■ Written problem
Extract each line of the data and write it out again exactly.

-- Records to use start --

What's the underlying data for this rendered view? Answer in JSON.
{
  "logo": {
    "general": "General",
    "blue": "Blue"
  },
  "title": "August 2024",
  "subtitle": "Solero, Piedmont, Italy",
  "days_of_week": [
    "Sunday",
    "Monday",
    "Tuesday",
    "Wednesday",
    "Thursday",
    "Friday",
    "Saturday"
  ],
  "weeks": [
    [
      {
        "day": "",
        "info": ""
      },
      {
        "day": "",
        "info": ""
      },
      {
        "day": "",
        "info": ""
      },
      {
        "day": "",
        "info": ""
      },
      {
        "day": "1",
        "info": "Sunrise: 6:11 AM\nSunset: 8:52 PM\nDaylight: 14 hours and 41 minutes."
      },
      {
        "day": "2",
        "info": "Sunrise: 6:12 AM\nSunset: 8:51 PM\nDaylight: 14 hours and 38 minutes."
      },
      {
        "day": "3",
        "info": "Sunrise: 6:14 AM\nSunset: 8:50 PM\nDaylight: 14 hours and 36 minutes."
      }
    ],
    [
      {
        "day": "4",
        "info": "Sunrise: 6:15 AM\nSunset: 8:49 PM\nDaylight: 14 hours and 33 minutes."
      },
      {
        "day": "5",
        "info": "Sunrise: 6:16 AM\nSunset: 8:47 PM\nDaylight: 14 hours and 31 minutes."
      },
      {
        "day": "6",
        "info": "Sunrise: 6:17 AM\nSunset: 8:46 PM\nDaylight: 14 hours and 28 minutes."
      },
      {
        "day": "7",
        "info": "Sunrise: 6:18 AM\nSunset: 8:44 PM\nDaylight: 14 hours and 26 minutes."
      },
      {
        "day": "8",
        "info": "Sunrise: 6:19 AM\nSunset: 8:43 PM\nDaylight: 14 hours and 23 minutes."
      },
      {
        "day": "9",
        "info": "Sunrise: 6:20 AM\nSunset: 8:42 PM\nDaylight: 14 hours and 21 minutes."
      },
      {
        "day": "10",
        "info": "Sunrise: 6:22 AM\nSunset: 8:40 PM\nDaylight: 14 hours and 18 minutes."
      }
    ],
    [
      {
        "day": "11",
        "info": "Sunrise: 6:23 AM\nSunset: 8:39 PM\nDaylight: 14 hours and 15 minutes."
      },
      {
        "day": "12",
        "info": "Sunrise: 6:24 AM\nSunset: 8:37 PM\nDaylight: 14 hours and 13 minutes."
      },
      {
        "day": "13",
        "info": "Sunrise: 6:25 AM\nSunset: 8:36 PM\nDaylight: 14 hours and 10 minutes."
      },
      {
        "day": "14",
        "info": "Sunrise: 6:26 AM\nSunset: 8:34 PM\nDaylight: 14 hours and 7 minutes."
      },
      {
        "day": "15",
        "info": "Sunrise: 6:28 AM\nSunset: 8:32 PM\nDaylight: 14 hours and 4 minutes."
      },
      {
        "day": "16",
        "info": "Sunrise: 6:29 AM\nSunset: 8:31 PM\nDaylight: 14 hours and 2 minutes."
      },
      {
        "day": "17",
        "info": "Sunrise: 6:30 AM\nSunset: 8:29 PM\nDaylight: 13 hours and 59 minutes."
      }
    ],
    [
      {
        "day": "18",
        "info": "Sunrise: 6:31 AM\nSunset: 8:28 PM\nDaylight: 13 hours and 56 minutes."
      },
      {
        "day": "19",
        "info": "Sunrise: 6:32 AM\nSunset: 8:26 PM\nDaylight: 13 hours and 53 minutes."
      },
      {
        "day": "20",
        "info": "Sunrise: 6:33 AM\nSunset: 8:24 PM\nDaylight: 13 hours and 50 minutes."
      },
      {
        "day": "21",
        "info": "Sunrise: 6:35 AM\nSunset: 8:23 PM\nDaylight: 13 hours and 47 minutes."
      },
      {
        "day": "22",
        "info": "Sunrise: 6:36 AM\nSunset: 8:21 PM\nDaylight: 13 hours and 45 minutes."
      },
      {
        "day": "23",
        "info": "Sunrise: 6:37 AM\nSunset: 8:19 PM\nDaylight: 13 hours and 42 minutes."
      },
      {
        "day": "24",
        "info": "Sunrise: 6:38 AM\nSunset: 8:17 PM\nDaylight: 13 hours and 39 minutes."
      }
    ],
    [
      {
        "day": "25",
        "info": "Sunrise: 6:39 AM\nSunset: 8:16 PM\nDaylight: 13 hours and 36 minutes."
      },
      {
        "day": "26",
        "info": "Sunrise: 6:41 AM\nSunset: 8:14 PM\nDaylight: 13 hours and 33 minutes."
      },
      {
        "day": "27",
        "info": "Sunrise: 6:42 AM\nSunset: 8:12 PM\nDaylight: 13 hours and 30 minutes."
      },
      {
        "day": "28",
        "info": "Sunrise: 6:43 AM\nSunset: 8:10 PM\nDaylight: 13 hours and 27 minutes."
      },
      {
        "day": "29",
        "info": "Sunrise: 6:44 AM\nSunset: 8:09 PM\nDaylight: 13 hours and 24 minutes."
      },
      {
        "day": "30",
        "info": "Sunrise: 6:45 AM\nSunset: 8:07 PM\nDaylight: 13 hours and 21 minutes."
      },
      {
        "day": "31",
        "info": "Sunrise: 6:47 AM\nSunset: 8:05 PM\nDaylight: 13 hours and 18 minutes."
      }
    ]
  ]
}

-- Records to use end --

■ Solution to this task
What's the underlying data for this rendered view? Answer in JSON.
{
  "logo": {
    "general": "General",
    "blue": "Blue"
  },
  "title": "August 2024",
  "subtitle": "Solero, Piedmont, Italy",
  "days_of_week": [
    "Sunday",
    "Monday",
    "Tuesday",
    "Wednesday",
    "Thursday",
    "Friday",
    "Saturday"
  ],
  "weeks": [
    [
      {
        "day": "",
        "info": ""
      },
      {
        "day": "",
        "info": ""
      },
      {
        "day": "",
        "info": ""
      },
      {
        "day": "",
        "info": ""
      },
      {
        "day": "1",
        "info": "Sunrise: 6:11 AM\nSunset: 8:52 PM\nDaylight: 14 hours and 41 minutes."
      },
      {
        "day": "2",
        "info": "Sunrise: 6:12 AM\nSunset: 8:51 PM\nDaylight: 14 hours and 38 minutes."
      },
      {
        "day": "3",
        "info": "Sunrise: 6:14 AM\nSunset: 8:50 PM\nDaylight: 14 hours and 36 minutes."
      }
    ],
    [
      {
        "day": "4",
        "info": "Sunrise: 6:15 AM\nSunset: 8:49 PM\nDaylight: 14 hours and 33 minutes."
      },
      {
        "day": "5",
        "info": "Sunrise: 6:16 AM\nSunset: 8:47 PM\nDaylight: 14 hours and 31 minutes."
      },
      {
        "day": "6",
        "info": "Sunrise: 6:17 AM\nSunset: 8:46 PM\nDaylight: 14 hours and 28 minutes."
      },
      {
        "day": "7",
        "info": "Sunrise: 6:18 AM\nSunset: 8:44 PM\nDaylight: 14 hours and 26 minutes."
      },
      {
        "day": "8",
        "info": "Sunrise: 6:19 AM\nSunset: 8:43 PM\nDaylight: 14 hours and 23 minutes."
      },
      {
        "day": "9",
        "info": "Sunrise: 6:20 AM\nSunset: 8:42 PM\nDaylight: 14 hours and 21 minutes."
      },
      {
        "day": "10",
        "info": "Sunrise: 6:22 AM\nSunset: 8:40 PM\nDaylight: 14 hours and 18 minutes."
      }
    ],
    [
      {
        "day": "11",
        "info": "Sunrise: 6:23 AM\nSunset: 8:39 PM\nDaylight: 14 hours and 15 minutes."
      },
      {
        "day": "12",
        "info": "Sunrise: 6:24 AM\nSunset: 8:37 PM\nDaylight: 14 hours and 13 minutes."
      },
      {
        "day": "13",
        "info": "Sunrise: 6:25 AM\nSunset: 8:36 PM\nDaylight: 14 hours and 10 minutes."
      },
      {
        "day": "14",
        "info": "Sunrise: 6:26 AM\nSunset: 8:34 PM\nDaylight: 14 hours and 7 minutes."
      },
      {
        "day": "15",
        "info": "Sunrise: 6:28 AM\nSunset: 8:32 PM\nDaylight: 14 hours and 4 minutes."
      },
      {
        "day": "16",
        "info": "Sunrise: 6:29 AM\nSunset: 8:31 PM\nDaylight: 14 hours and 2 minutes."
      },
      {
        "day": "17",
        "info": "Sunrise: 6:30 AM\nSunset: 8:29 PM\nDaylight: 13 hours and 59 minutes."
      }
    ],
    [
      {
        "day": "18",
        "info": "Sunrise: 6:31 AM\nSunset: 8:28 PM\nDaylight: 13 hours and 56 minutes."
      },
      {
        "day": "19",
        "info": "Sunrise: 6:32 AM\nSunset: 8:26 PM\nDaylight: 13 hours and 53 minutes."
      },
      {
        "day": "20",
        "info": "Sunrise: 6:33 AM\nSunset: 8:24 PM\nDaylight: 13 hours and 50 minutes."
      },
      {
        "day": "21",
        "info": "Sunrise: 6:35 AM\nSunset: 8:23 PM\nDaylight: 13 hours and 47 minutes."
      },
      {
        "day": "22",
        "info": "Sunrise: 6:36 AM\nSunset: 8:21 PM\nDaylight: 13 hours and 45 minutes."
      },
      {
        "day": "23",
        "info": "Sunrise: 6:37 AM\nSunset: 8:19 PM\nDaylight: 13 hours and 42 minutes."
      },
      {
        "day": "24",
        "info": "Sunrise: 6:38 AM\nSunset: 8:17 PM\nDaylight: 13 hours and 39 minutes."
      }
    ],
    [
      {
        "day": "25",
        "info": "Sunrise: 6:39 AM\nSunset: 8:16 PM\nDaylight: 13 hours and 36 minutes."
      },
      {
        "day": "26",
        "info": "Sunrise: 6:41 AM\nSunset: 8:14 PM\nDaylight: 13 hours and 33 minutes."
      },
      {
        "day": "27",
        "info": "Sunrise: 6:42 AM\nSunset: 8:12 PM\nDaylight: 13 hours and 30 minutes."
      },
      {
        "day": "28",
        "info": "Sunrise: 6:43 AM\nSunset: 8:10 PM\nDaylight: 13 hours and 27 minutes."
      },
      {
        "day": "29",
        "info": "Sunrise: 6:44 AM\nSunset: 8:09 PM\nDaylight: 13 hours and 24 minutes."
      },
      {
        "day": "30",
        "info": "Sunrise: 6:45 AM\nSunset: 8:07 PM\nDaylight: 13 hours and 21 minutes."
      },
      {
        "day": "31",
        "info": "Sunrise: 6:47 AM\nSunset: 8:05 PM\nDaylight: 13 hours and 18 minutes."
      }
    ]
  ]
}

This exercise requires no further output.